_REQUIREMENT_
Pictures do not belong in the copy, so please give every entry below again exactly.

* * * * * * *

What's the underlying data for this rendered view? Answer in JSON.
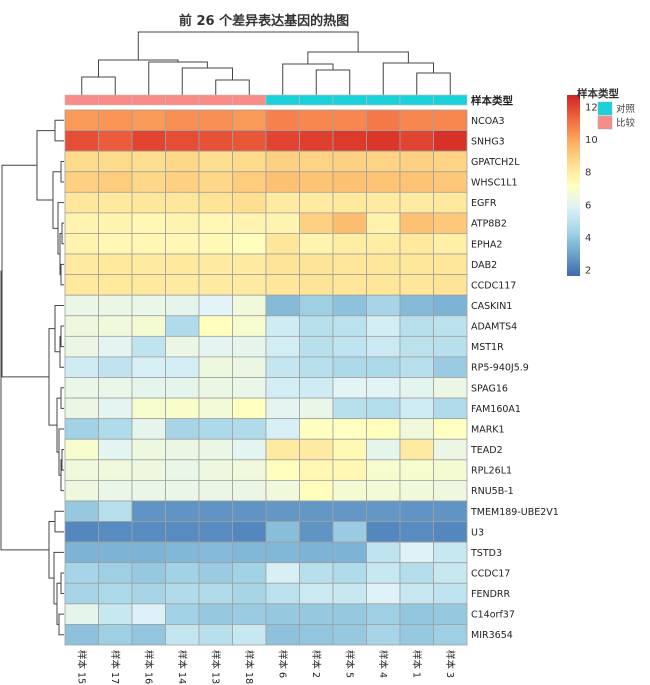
{
  "chart_data": {
    "type": "heatmap",
    "title": "前 26 个差异表达基因的热图",
    "annotation_label": "样本类型",
    "columns": [
      "样本 15",
      "样本 17",
      "样本 16",
      "样本 14",
      "样本 13",
      "样本 18",
      "样本 6",
      "样本 2",
      "样本 5",
      "样本 4",
      "样本 1",
      "样本 3"
    ],
    "column_groups": [
      "比较",
      "比较",
      "比较",
      "比较",
      "比较",
      "比较",
      "对照",
      "对照",
      "对照",
      "对照",
      "对照",
      "对照"
    ],
    "rows": [
      "NCOA3",
      "SNHG3",
      "GPATCH2L",
      "WHSC1L1",
      "EGFR",
      "ATP8B2",
      "EPHA2",
      "DAB2",
      "CCDC117",
      "CASKIN1",
      "ADAMTS4",
      "MST1R",
      "RP5-940J5.9",
      "SPAG16",
      "FAM160A1",
      "MARK1",
      "TEAD2",
      "RPL26L1",
      "RNU5B-1",
      "TMEM189-UBE2V1",
      "U3",
      "TSTD3",
      "CCDC17",
      "FENDRR",
      "C14orf37",
      "MIR3654"
    ],
    "values": [
      [
        10.2,
        10.3,
        10.2,
        10.4,
        10.4,
        10.2,
        10.7,
        10.6,
        10.6,
        10.9,
        10.6,
        10.6
      ],
      [
        11.8,
        11.5,
        12.0,
        11.8,
        11.7,
        11.6,
        12.0,
        12.1,
        12.2,
        12.3,
        12.0,
        12.4
      ],
      [
        8.6,
        8.6,
        8.5,
        8.7,
        8.5,
        8.6,
        8.9,
        8.8,
        8.9,
        8.8,
        8.9,
        8.8
      ],
      [
        8.9,
        9.0,
        8.7,
        8.9,
        8.7,
        9.0,
        9.3,
        9.2,
        9.3,
        9.2,
        9.2,
        9.1
      ],
      [
        8.2,
        8.1,
        8.2,
        8.2,
        8.3,
        8.5,
        8.0,
        8.0,
        8.1,
        8.0,
        8.0,
        8.1
      ],
      [
        7.6,
        7.6,
        7.5,
        7.6,
        7.5,
        7.6,
        7.6,
        8.9,
        9.4,
        7.7,
        9.3,
        9.1
      ],
      [
        7.6,
        7.5,
        7.5,
        7.5,
        7.4,
        7.2,
        8.2,
        7.6,
        7.9,
        7.9,
        8.1,
        7.8
      ],
      [
        8.0,
        8.1,
        8.0,
        8.1,
        8.0,
        8.0,
        8.3,
        8.3,
        8.2,
        8.2,
        8.2,
        8.2
      ],
      [
        8.1,
        8.1,
        8.1,
        8.0,
        8.0,
        8.0,
        8.2,
        8.3,
        8.2,
        8.2,
        8.2,
        8.3
      ],
      [
        6.2,
        6.3,
        6.2,
        6.1,
        5.9,
        6.5,
        3.6,
        4.2,
        3.8,
        4.4,
        3.6,
        3.4
      ],
      [
        6.4,
        6.5,
        6.7,
        4.6,
        7.2,
        6.8,
        5.4,
        4.8,
        4.9,
        5.5,
        4.8,
        4.9
      ],
      [
        6.3,
        6.0,
        5.0,
        6.3,
        6.0,
        6.1,
        5.5,
        4.8,
        5.0,
        5.3,
        4.9,
        4.8
      ],
      [
        5.4,
        5.0,
        5.6,
        5.5,
        6.4,
        6.3,
        5.1,
        4.8,
        4.5,
        4.5,
        4.8,
        4.1
      ],
      [
        6.2,
        6.2,
        6.1,
        6.1,
        6.3,
        6.2,
        5.5,
        5.4,
        5.9,
        5.9,
        6.0,
        6.3
      ],
      [
        6.3,
        6.0,
        6.8,
        6.9,
        6.6,
        7.1,
        6.0,
        6.2,
        4.8,
        4.7,
        5.4,
        4.6
      ],
      [
        4.3,
        4.6,
        6.1,
        4.4,
        4.5,
        4.6,
        5.6,
        7.1,
        7.1,
        7.2,
        6.5,
        7.1
      ],
      [
        6.8,
        6.0,
        6.4,
        6.3,
        6.3,
        6.0,
        8.0,
        8.0,
        7.4,
        6.1,
        8.0,
        6.3
      ],
      [
        6.5,
        6.5,
        6.4,
        6.2,
        6.4,
        6.5,
        7.2,
        7.5,
        7.5,
        6.8,
        6.8,
        6.7
      ],
      [
        6.4,
        6.2,
        6.2,
        6.2,
        6.3,
        6.3,
        6.5,
        7.2,
        6.7,
        6.6,
        6.5,
        6.4
      ],
      [
        4.0,
        4.8,
        2.6,
        2.6,
        2.6,
        2.6,
        2.7,
        2.7,
        2.7,
        2.7,
        2.6,
        2.6
      ],
      [
        2.3,
        2.4,
        2.4,
        2.4,
        2.4,
        2.3,
        3.7,
        2.6,
        4.1,
        2.3,
        2.4,
        2.3
      ],
      [
        3.4,
        3.4,
        3.4,
        3.5,
        3.6,
        3.5,
        3.5,
        3.4,
        3.4,
        5.0,
        5.8,
        5.2
      ],
      [
        4.4,
        4.2,
        4.0,
        4.3,
        4.1,
        4.3,
        5.6,
        4.8,
        4.6,
        5.2,
        4.7,
        5.2
      ],
      [
        4.4,
        4.5,
        4.4,
        4.6,
        4.6,
        4.4,
        4.9,
        5.3,
        5.2,
        5.8,
        5.2,
        5.0
      ],
      [
        6.1,
        5.2,
        5.7,
        4.3,
        4.0,
        4.1,
        4.0,
        4.0,
        4.0,
        4.2,
        3.9,
        4.0
      ],
      [
        3.8,
        4.2,
        3.9,
        5.1,
        4.8,
        5.2,
        3.8,
        3.9,
        4.0,
        4.4,
        4.0,
        4.2
      ]
    ],
    "colorbar": {
      "ticks": [
        2,
        4,
        6,
        8,
        10,
        12
      ],
      "range": [
        1.6,
        12.7
      ],
      "colormap": "RdYlBu_r"
    },
    "legend": {
      "title": "样本类型",
      "entries": [
        {
          "label": "对照",
          "color": "#19d1d8"
        },
        {
          "label": "比较",
          "color": "#f98c88"
        }
      ],
      "position": "top-right"
    },
    "grid": true
  }
}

* * * * * * *

_RESPONSE BELOW_
What's the underlying data for this rendered view? Answer in JSON.
{
  "chart_data": {
    "type": "heatmap",
    "title": "前 26 个差异表达基因的热图",
    "annotation_label": "样本类型",
    "columns": [
      "样本 15",
      "样本 17",
      "样本 16",
      "样本 14",
      "样本 13",
      "样本 18",
      "样本 6",
      "样本 2",
      "样本 5",
      "样本 4",
      "样本 1",
      "样本 3"
    ],
    "column_groups": [
      "比较",
      "比较",
      "比较",
      "比较",
      "比较",
      "比较",
      "对照",
      "对照",
      "对照",
      "对照",
      "对照",
      "对照"
    ],
    "rows": [
      "NCOA3",
      "SNHG3",
      "GPATCH2L",
      "WHSC1L1",
      "EGFR",
      "ATP8B2",
      "EPHA2",
      "DAB2",
      "CCDC117",
      "CASKIN1",
      "ADAMTS4",
      "MST1R",
      "RP5-940J5.9",
      "SPAG16",
      "FAM160A1",
      "MARK1",
      "TEAD2",
      "RPL26L1",
      "RNU5B-1",
      "TMEM189-UBE2V1",
      "U3",
      "TSTD3",
      "CCDC17",
      "FENDRR",
      "C14orf37",
      "MIR3654"
    ],
    "values": [
      [
        10.2,
        10.3,
        10.2,
        10.4,
        10.4,
        10.2,
        10.7,
        10.6,
        10.6,
        10.9,
        10.6,
        10.6
      ],
      [
        11.8,
        11.5,
        12.0,
        11.8,
        11.7,
        11.6,
        12.0,
        12.1,
        12.2,
        12.3,
        12.0,
        12.4
      ],
      [
        8.6,
        8.6,
        8.5,
        8.7,
        8.5,
        8.6,
        8.9,
        8.8,
        8.9,
        8.8,
        8.9,
        8.8
      ],
      [
        8.9,
        9.0,
        8.7,
        8.9,
        8.7,
        9.0,
        9.3,
        9.2,
        9.3,
        9.2,
        9.2,
        9.1
      ],
      [
        8.2,
        8.1,
        8.2,
        8.2,
        8.3,
        8.5,
        8.0,
        8.0,
        8.1,
        8.0,
        8.0,
        8.1
      ],
      [
        7.6,
        7.6,
        7.5,
        7.6,
        7.5,
        7.6,
        7.6,
        8.9,
        9.4,
        7.7,
        9.3,
        9.1
      ],
      [
        7.6,
        7.5,
        7.5,
        7.5,
        7.4,
        7.2,
        8.2,
        7.6,
        7.9,
        7.9,
        8.1,
        7.8
      ],
      [
        8.0,
        8.1,
        8.0,
        8.1,
        8.0,
        8.0,
        8.3,
        8.3,
        8.2,
        8.2,
        8.2,
        8.2
      ],
      [
        8.1,
        8.1,
        8.1,
        8.0,
        8.0,
        8.0,
        8.2,
        8.3,
        8.2,
        8.2,
        8.2,
        8.3
      ],
      [
        6.2,
        6.3,
        6.2,
        6.1,
        5.9,
        6.5,
        3.6,
        4.2,
        3.8,
        4.4,
        3.6,
        3.4
      ],
      [
        6.4,
        6.5,
        6.7,
        4.6,
        7.2,
        6.8,
        5.4,
        4.8,
        4.9,
        5.5,
        4.8,
        4.9
      ],
      [
        6.3,
        6.0,
        5.0,
        6.3,
        6.0,
        6.1,
        5.5,
        4.8,
        5.0,
        5.3,
        4.9,
        4.8
      ],
      [
        5.4,
        5.0,
        5.6,
        5.5,
        6.4,
        6.3,
        5.1,
        4.8,
        4.5,
        4.5,
        4.8,
        4.1
      ],
      [
        6.2,
        6.2,
        6.1,
        6.1,
        6.3,
        6.2,
        5.5,
        5.4,
        5.9,
        5.9,
        6.0,
        6.3
      ],
      [
        6.3,
        6.0,
        6.8,
        6.9,
        6.6,
        7.1,
        6.0,
        6.2,
        4.8,
        4.7,
        5.4,
        4.6
      ],
      [
        4.3,
        4.6,
        6.1,
        4.4,
        4.5,
        4.6,
        5.6,
        7.1,
        7.1,
        7.2,
        6.5,
        7.1
      ],
      [
        6.8,
        6.0,
        6.4,
        6.3,
        6.3,
        6.0,
        8.0,
        8.0,
        7.4,
        6.1,
        8.0,
        6.3
      ],
      [
        6.5,
        6.5,
        6.4,
        6.2,
        6.4,
        6.5,
        7.2,
        7.5,
        7.5,
        6.8,
        6.8,
        6.7
      ],
      [
        6.4,
        6.2,
        6.2,
        6.2,
        6.3,
        6.3,
        6.5,
        7.2,
        6.7,
        6.6,
        6.5,
        6.4
      ],
      [
        4.0,
        4.8,
        2.6,
        2.6,
        2.6,
        2.6,
        2.7,
        2.7,
        2.7,
        2.7,
        2.6,
        2.6
      ],
      [
        2.3,
        2.4,
        2.4,
        2.4,
        2.4,
        2.3,
        3.7,
        2.6,
        4.1,
        2.3,
        2.4,
        2.3
      ],
      [
        3.4,
        3.4,
        3.4,
        3.5,
        3.6,
        3.5,
        3.5,
        3.4,
        3.4,
        5.0,
        5.8,
        5.2
      ],
      [
        4.4,
        4.2,
        4.0,
        4.3,
        4.1,
        4.3,
        5.6,
        4.8,
        4.6,
        5.2,
        4.7,
        5.2
      ],
      [
        4.4,
        4.5,
        4.4,
        4.6,
        4.6,
        4.4,
        4.9,
        5.3,
        5.2,
        5.8,
        5.2,
        5.0
      ],
      [
        6.1,
        5.2,
        5.7,
        4.3,
        4.0,
        4.1,
        4.0,
        4.0,
        4.0,
        4.2,
        3.9,
        4.0
      ],
      [
        3.8,
        4.2,
        3.9,
        5.1,
        4.8,
        5.2,
        3.8,
        3.9,
        4.0,
        4.4,
        4.0,
        4.2
      ]
    ],
    "colorbar": {
      "ticks": [
        2,
        4,
        6,
        8,
        10,
        12
      ],
      "range": [
        1.6,
        12.7
      ],
      "colormap": "RdYlBu_r"
    },
    "legend": {
      "title": "样本类型",
      "entries": [
        {
          "label": "对照",
          "color": "#19d1d8"
        },
        {
          "label": "比较",
          "color": "#f98c88"
        }
      ],
      "position": "top-right"
    },
    "grid": true
  }
}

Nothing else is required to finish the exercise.